Directions for this task
Write the data out again exactly, with no pictures.

Records for the exercise
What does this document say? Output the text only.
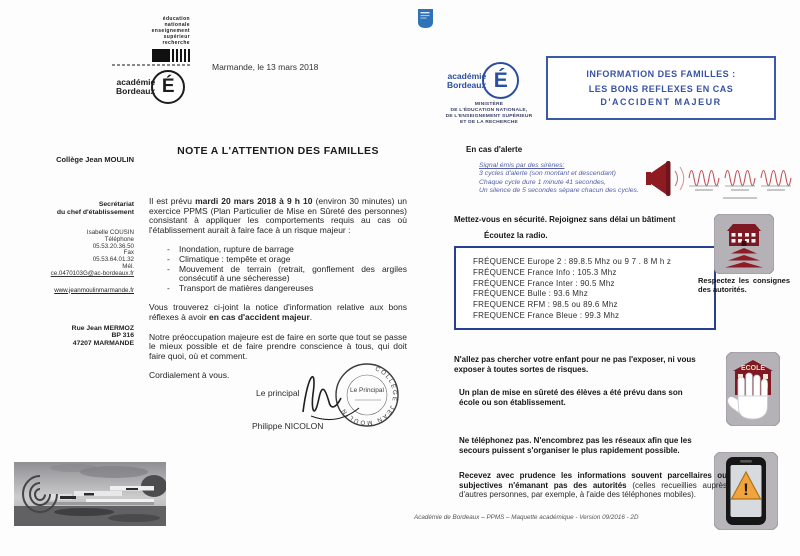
éducation
nationale
enseignement
supérieur
recherche
académie
Bordeaux É
Marmande, le 13 mars 2018
Collège Jean MOULIN
Secrétariat
du chef d'établissement
Isabelle COUSIN
Téléphone
05.53.20.36.50
Fax
05.53.64.01.32
Mél.
ce.0470103G@ac-bordeaux.fr
www.jeanmoulinmarmande.fr
Rue Jean MERMOZ
BP 316
47207 MARMANDE
NOTE A L'ATTENTION DES FAMILLES

Il est prévu mardi 20 mars 2018 à 9 h 10 (environ 30 minutes) un exercice PPMS (Plan Particulier de Mise en Sûreté des personnes) consistant à appliquer les comportements requis au cas où l'établissement aurait à faire face à un risque majeur :

- Inondation, rupture de barrage
- Climatique : tempête et orage
- Mouvement de terrain (retrait, gonflement des argiles consécutif à une sécheresse)
- Transport de matières dangereuses

Vous trouverez ci-joint la notice d'information relative aux bons réflexes à avoir en cas d'accident majeur.

Notre préoccupation majeure est de faire en sorte que tout se passe le mieux possible et de faire prendre conscience à tous, qui doit faire quoi, où et comment.

Cordialement à vous.

Le principal
COLLEGE JEAN MOULIN
Le Principal
Philippe NICOLON
académie
Bordeaux É
MINISTÈRE
DE L'ÉDUCATION NATIONALE,
DE L'ENSEIGNEMENT SUPÉRIEUR
ET DE LA RECHERCHE
INFORMATION DES FAMILLES :
LES BONS REFLEXES EN CAS
D'ACCIDENT MAJEUR
En cas d'alerte
Signal émis par des sirènes:
3 cycles d'alerte (son montant et descendant)
Chaque cycle dure 1 minute 41 secondes,
Un silence de 5 secondes sépare chacun des cycles.
Mettez-vous en sécurité. Rejoignez sans délai un bâtiment
Écoutez la radio.
FRÉQUENCE Europe 2 : 89.8.5 Mhz ou 9 7 . 8 M h z
FRÉQUENCE France Info : 105.3 Mhz
FRÉQUENCE France Inter : 90.5 Mhz
FRÉQUENCE Bulle : 93.6 Mhz
FREQUENCE RFM : 98.5 ou 89.6 Mhz
FREQUENCE France Bleue : 99.3 Mhz
Respectez les consignes des autorités.
N'allez pas chercher votre enfant pour ne pas l'exposer, ni vous exposer à toutes sortes de risques.	ECOLE
Un plan de mise en sûreté des élèves a été prévu dans son école ou son établissement.
Ne téléphonez pas. N'encombrez pas les réseaux afin que les secours puissent s'organiser le plus rapidement possible.
!
Recevez avec prudence les informations souvent parcellaires ou subjectives n'émanant pas des autorités (celles recueillies auprès d'autres personnes, par exemple, à l'aide des téléphones mobiles).
Académie de Bordeaux – PPMS – Maquette académique - Version 09/2016 - 2D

Response
What does this document say? Output the text only.
éducation
nationale
enseignement
supérieur
recherche
académie
Bordeaux É
Marmande, le 13 mars 2018
Collège Jean MOULIN
Secrétariat
du chef d'établissement
Isabelle COUSIN
Téléphone
05.53.20.36.50
Fax
05.53.64.01.32
Mél.
ce.0470103G@ac-bordeaux.fr
www.jeanmoulinmarmande.fr
Rue Jean MERMOZ
BP 316
47207 MARMANDE
NOTE A L'ATTENTION DES FAMILLES

Il est prévu mardi 20 mars 2018 à 9 h 10 (environ 30 minutes) un exercice PPMS (Plan Particulier de Mise en Sûreté des personnes) consistant à appliquer les comportements requis au cas où l'établissement aurait à faire face à un risque majeur :

- Inondation, rupture de barrage
- Climatique : tempête et orage
- Mouvement de terrain (retrait, gonflement des argiles consécutif à une sécheresse)
- Transport de matières dangereuses

Vous trouverez ci-joint la notice d'information relative aux bons réflexes à avoir en cas d'accident majeur.

Notre préoccupation majeure est de faire en sorte que tout se passe le mieux possible et de faire prendre conscience à tous, qui doit faire quoi, où et comment.

Cordialement à vous.

Le principal
COLLEGE JEAN MOULIN
Le Principal
Philippe NICOLON
académie
Bordeaux É
MINISTÈRE
DE L'ÉDUCATION NATIONALE,
DE L'ENSEIGNEMENT SUPÉRIEUR
ET DE LA RECHERCHE
INFORMATION DES FAMILLES :
LES BONS REFLEXES EN CAS
D'ACCIDENT MAJEUR
En cas d'alerte
Signal émis par des sirènes:
3 cycles d'alerte (son montant et descendant)
Chaque cycle dure 1 minute 41 secondes,
Un silence de 5 secondes sépare chacun des cycles.
Mettez-vous en sécurité. Rejoignez sans délai un bâtiment
Écoutez la radio.
FRÉQUENCE Europe 2 : 89.8.5 Mhz ou 9 7 . 8 M h z
FRÉQUENCE France Info : 105.3 Mhz
FRÉQUENCE France Inter : 90.5 Mhz
FRÉQUENCE Bulle : 93.6 Mhz
FREQUENCE RFM : 98.5 ou 89.6 Mhz
FREQUENCE France Bleue : 99.3 Mhz
Respectez les consignes des autorités.
N'allez pas chercher votre enfant pour ne pas l'exposer, ni vous exposer à toutes sortes de risques.	ECOLE
Un plan de mise en sûreté des élèves a été prévu dans son école ou son établissement.
Ne téléphonez pas. N'encombrez pas les réseaux afin que les secours puissent s'organiser le plus rapidement possible.
!
Recevez avec prudence les informations souvent parcellaires ou subjectives n'émanant pas des autorités (celles recueillies auprès d'autres personnes, par exemple, à l'aide des téléphones mobiles).
Académie de Bordeaux – PPMS – Maquette académique - Version 09/2016 - 2D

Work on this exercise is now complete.